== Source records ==
————
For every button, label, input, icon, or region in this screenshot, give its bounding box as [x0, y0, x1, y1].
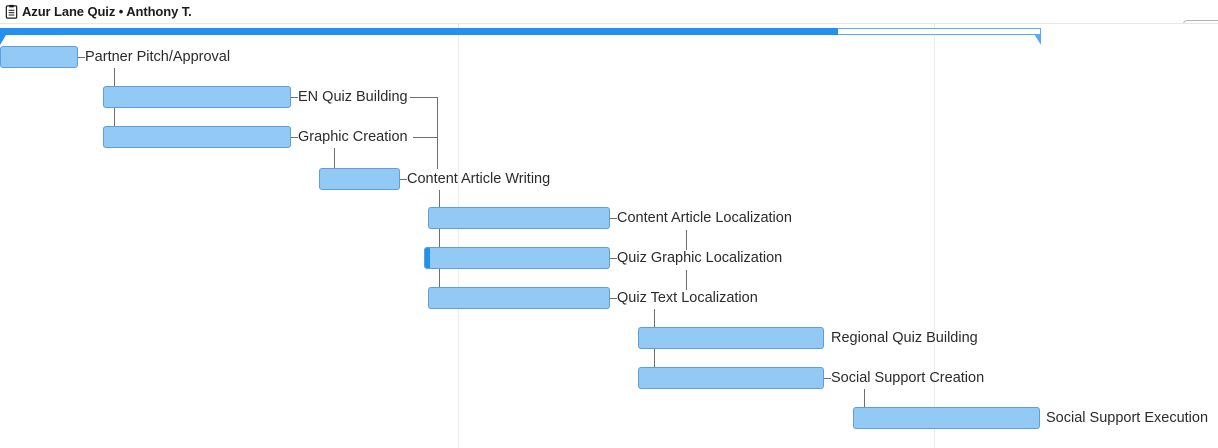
gridline	[934, 24, 935, 448]
task-label: Quiz Graphic Localization	[617, 250, 783, 266]
dependency-line	[654, 309, 655, 341]
task-label: Content Article Writing	[407, 171, 551, 187]
task-bar[interactable]	[103, 126, 291, 148]
dependency-line	[334, 148, 335, 180]
task-label-dash	[610, 298, 617, 299]
task-bar[interactable]	[638, 327, 824, 349]
task-label: Social Support Execution	[1046, 410, 1209, 426]
task-bar[interactable]	[0, 46, 78, 68]
task-label-dash	[824, 378, 831, 379]
clipboard-icon	[5, 4, 18, 19]
task-label-dash	[78, 57, 85, 58]
dependency-line	[413, 137, 437, 138]
task-bar[interactable]	[853, 407, 1040, 429]
task-bar[interactable]	[103, 86, 291, 108]
task-label-dash	[610, 218, 617, 219]
task-bar[interactable]	[424, 247, 610, 269]
dependency-line	[686, 230, 687, 250]
project-header: Azur Lane Quiz • Anthony T.	[0, 0, 1218, 23]
dependency-line	[654, 349, 655, 381]
task-bar[interactable]	[319, 168, 400, 190]
task-bar[interactable]	[428, 287, 610, 309]
task-label: Social Support Creation	[831, 370, 985, 386]
task-label: Partner Pitch/Approval	[85, 49, 231, 65]
task-label: Graphic Creation	[298, 129, 408, 145]
summary-cap-right	[1034, 34, 1041, 45]
dependency-line	[437, 97, 438, 169]
dependency-line	[439, 269, 440, 301]
task-label: Regional Quiz Building	[831, 330, 978, 346]
task-label-dash	[610, 258, 617, 259]
task-label-dash	[291, 97, 298, 98]
task-label-dash	[291, 137, 298, 138]
task-bar[interactable]	[638, 367, 824, 389]
task-label: EN Quiz Building	[298, 89, 408, 105]
task-label: Quiz Text Localization	[617, 290, 758, 306]
task-bar[interactable]	[428, 207, 610, 229]
gridline	[458, 24, 459, 448]
task-label-dash	[400, 179, 407, 180]
gantt-canvas[interactable]: Partner Pitch/Approval EN Quiz Building …	[0, 23, 1218, 448]
dependency-line	[410, 97, 437, 98]
summary-remaining	[838, 28, 1041, 35]
dependency-line	[439, 190, 440, 222]
summary-cap-left	[0, 35, 6, 45]
dependency-line	[864, 389, 865, 421]
summary-progress-fill	[0, 28, 838, 35]
page-title: Azur Lane Quiz • Anthony T.	[22, 4, 192, 19]
dependency-line	[114, 108, 115, 140]
dependency-line	[114, 68, 115, 101]
dependency-line	[686, 270, 687, 290]
dependency-line	[439, 229, 440, 261]
dependency-line	[437, 137, 438, 169]
task-label: Content Article Localization	[617, 210, 792, 226]
task-progress-fill	[425, 248, 430, 268]
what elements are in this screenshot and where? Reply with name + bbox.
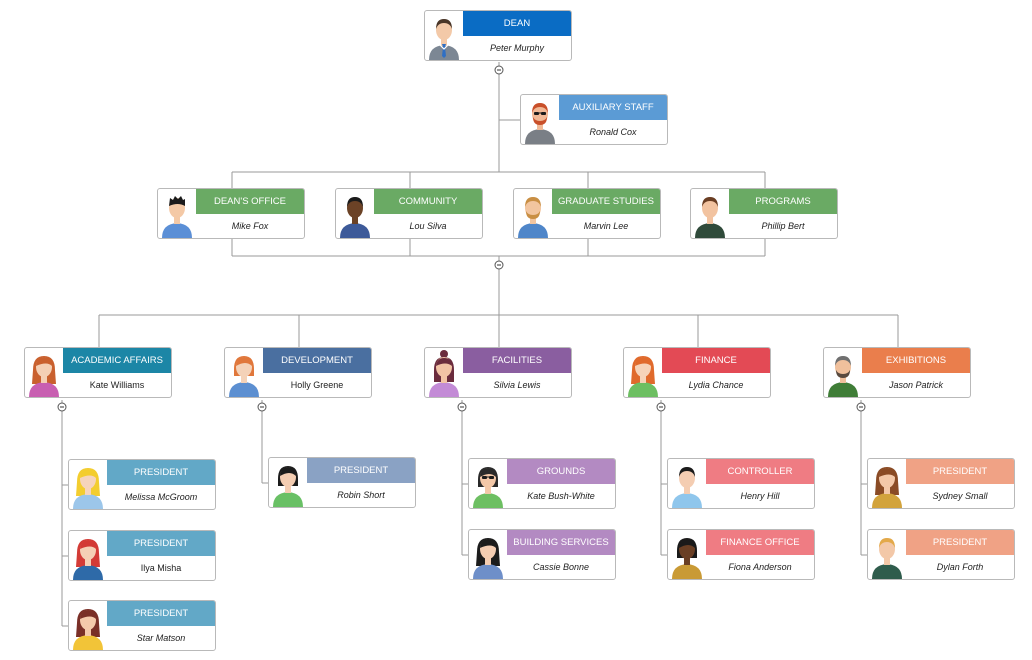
card-title: ACADEMIC AFFAIRS [63, 348, 171, 373]
avatar [425, 348, 463, 397]
card-title: FINANCE [662, 348, 770, 373]
avatar [69, 531, 107, 580]
card-person-name: Star Matson [136, 633, 186, 643]
card-title: PRESIDENT [107, 601, 215, 626]
card-title: FACILITIES [463, 348, 571, 373]
avatar [69, 460, 107, 509]
org-card-facilities[interactable]: FACILITIES Silvia Lewis [424, 347, 572, 398]
card-person-name: Dylan Forth [936, 562, 984, 572]
org-card-auxiliary-staff[interactable]: AUXILIARY STAFF Ronald Cox [520, 94, 668, 145]
card-title: AUXILIARY STAFF [559, 95, 667, 120]
collapse-toggle-icon[interactable] [494, 65, 504, 75]
card-person-name: Phillip Bert [761, 221, 805, 231]
card-person-name: Henry Hill [740, 491, 780, 501]
org-card-deans-office[interactable]: DEAN'S OFFICE Mike Fox [157, 188, 305, 239]
card-title: FINANCE OFFICE [706, 530, 814, 555]
org-card-controller[interactable]: CONTROLLER Henry Hill [667, 458, 815, 509]
card-person-name: Cassie Bonne [532, 562, 590, 572]
avatar [868, 459, 906, 508]
card-title: DEVELOPMENT [263, 348, 371, 373]
card-title: DEAN [463, 11, 571, 36]
avatar [668, 530, 706, 579]
avatar [691, 189, 729, 238]
avatar [668, 459, 706, 508]
card-person-name: Marvin Lee [583, 221, 629, 231]
avatar [69, 601, 107, 650]
avatar [158, 189, 196, 238]
card-title: COMMUNITY [374, 189, 482, 214]
card-title: BUILDING SERVICES [507, 530, 615, 555]
avatar [514, 189, 552, 238]
org-card-exhibitions[interactable]: EXHIBITIONS Jason Patrick [823, 347, 971, 398]
org-card-aa-president-3[interactable]: PRESIDENT Star Matson [68, 600, 216, 651]
avatar [868, 530, 906, 579]
card-person-name: Fiona Anderson [728, 562, 792, 572]
avatar [469, 459, 507, 508]
card-title: GRADUATE STUDIES [552, 189, 660, 214]
collapse-toggle-icon[interactable] [494, 260, 504, 270]
org-card-community[interactable]: COMMUNITY Lou Silva [335, 188, 483, 239]
collapse-toggles [57, 65, 866, 412]
card-person-name: Kate Bush-White [527, 491, 595, 501]
card-person-name: Lydia Chance [688, 380, 744, 390]
card-title: PROGRAMS [729, 189, 837, 214]
org-card-grounds[interactable]: GROUNDS Kate Bush-White [468, 458, 616, 509]
card-title: PRESIDENT [107, 531, 215, 556]
card-person-name: Holly Greene [290, 380, 344, 390]
avatar [425, 11, 463, 60]
card-title: PRESIDENT [107, 460, 215, 485]
card-person-name: Silvia Lewis [493, 380, 541, 390]
avatar [25, 348, 63, 397]
org-card-finance[interactable]: FINANCE Lydia Chance [623, 347, 771, 398]
card-title: DEAN'S OFFICE [196, 189, 304, 214]
card-person-name: Jason Patrick [888, 380, 944, 390]
card-title: PRESIDENT [307, 458, 415, 483]
org-card-graduate-studies[interactable]: GRADUATE STUDIES Marvin Lee [513, 188, 661, 239]
org-card-building-services[interactable]: BUILDING SERVICES Cassie Bonne [468, 529, 616, 580]
card-person-name: Lou Silva [409, 221, 447, 231]
org-card-ex-president-1[interactable]: PRESIDENT Sydney Small [867, 458, 1015, 509]
avatar [824, 348, 862, 397]
avatar [269, 458, 307, 507]
card-person-name: Kate Williams [89, 380, 145, 390]
org-card-academic-affairs[interactable]: ACADEMIC AFFAIRS Kate Williams [24, 347, 172, 398]
avatar [469, 530, 507, 579]
card-title: PRESIDENT [906, 459, 1014, 484]
org-card-aa-president-1[interactable]: PRESIDENT Melissa McGroom [68, 459, 216, 510]
card-person-name: Peter Murphy [489, 43, 545, 53]
collapse-toggle-icon[interactable] [656, 402, 666, 412]
avatar [336, 189, 374, 238]
card-title: EXHIBITIONS [862, 348, 970, 373]
org-card-aa-president-2[interactable]: PRESIDENT Ilya Misha [68, 530, 216, 581]
org-card-development[interactable]: DEVELOPMENT Holly Greene [224, 347, 372, 398]
card-person-name: Mike Fox [231, 221, 269, 231]
avatar [521, 95, 559, 144]
collapse-toggle-icon[interactable] [57, 402, 67, 412]
org-card-dev-president[interactable]: PRESIDENT Robin Short [268, 457, 416, 508]
card-title: PRESIDENT [906, 530, 1014, 555]
collapse-toggle-icon[interactable] [457, 402, 467, 412]
collapse-toggle-icon[interactable] [257, 402, 267, 412]
org-card-finance-office[interactable]: FINANCE OFFICE Fiona Anderson [667, 529, 815, 580]
collapse-toggle-icon[interactable] [856, 402, 866, 412]
org-card-dean[interactable]: DEAN Peter Murphy [424, 10, 572, 61]
avatar [624, 348, 662, 397]
org-card-programs[interactable]: PROGRAMS Phillip Bert [690, 188, 838, 239]
org-card-ex-president-2[interactable]: PRESIDENT Dylan Forth [867, 529, 1015, 580]
card-title: GROUNDS [507, 459, 615, 484]
avatar [225, 348, 263, 397]
card-person-name: Ilya Misha [140, 563, 182, 573]
card-person-name: Sydney Small [932, 491, 988, 501]
card-person-name: Melissa McGroom [124, 492, 198, 502]
card-person-name: Ronald Cox [589, 127, 637, 137]
card-person-name: Robin Short [337, 490, 385, 500]
card-title: CONTROLLER [706, 459, 814, 484]
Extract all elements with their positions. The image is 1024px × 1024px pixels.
————
== Exercise details ==
Format the lines from the one containing "card-title: ACADEMIC AFFAIRS" to the one containing "card-person-name: Cassie Bonne" as a Markdown table with two columns, Number and Text. Number the lines in order, put each one in full under Text, and skip any blank lines.

== Response below ==
| Number | Text |
|---|---|
| 1 | card-title: ACADEMIC AFFAIRS [63, 348, 171, 373] |
| 2 | avatar [425, 348, 463, 397] |
| 3 | card-title: FINANCE [662, 348, 770, 373] |
| 4 | avatar [69, 531, 107, 580] |
| 5 | card-person-name: Star Matson [136, 633, 186, 643] |
| 6 | card-title: PRESIDENT [107, 601, 215, 626] |
| 7 | card-title: FACILITIES [463, 348, 571, 373] |
| 8 | avatar [69, 460, 107, 509] |
| 9 | org-card-facilities[interactable]: FACILITIES Silvia Lewis [424, 347, 572, 398] |
| 10 | card-person-name: Dylan Forth [936, 562, 984, 572] |
| 11 | org-card-auxiliary-staff[interactable]: AUXILIARY STAFF Ronald Cox [520, 94, 668, 145] |
| 12 | card-title: AUXILIARY STAFF [559, 95, 667, 120] |
| 13 | collapse-toggle-icon[interactable] [494, 65, 504, 75] |
| 14 | card-person-name: Phillip Bert [761, 221, 805, 231] |
| 15 | card-person-name: Henry Hill [740, 491, 780, 501] |
| 16 | org-card-deans-office[interactable]: DEAN'S OFFICE Mike Fox [157, 188, 305, 239] |
| 17 | card-title: FINANCE OFFICE [706, 530, 814, 555] |
| 18 | org-card-controller[interactable]: CONTROLLER Henry Hill [667, 458, 815, 509] |
| 19 | card-person-name: Cassie Bonne [532, 562, 590, 572] |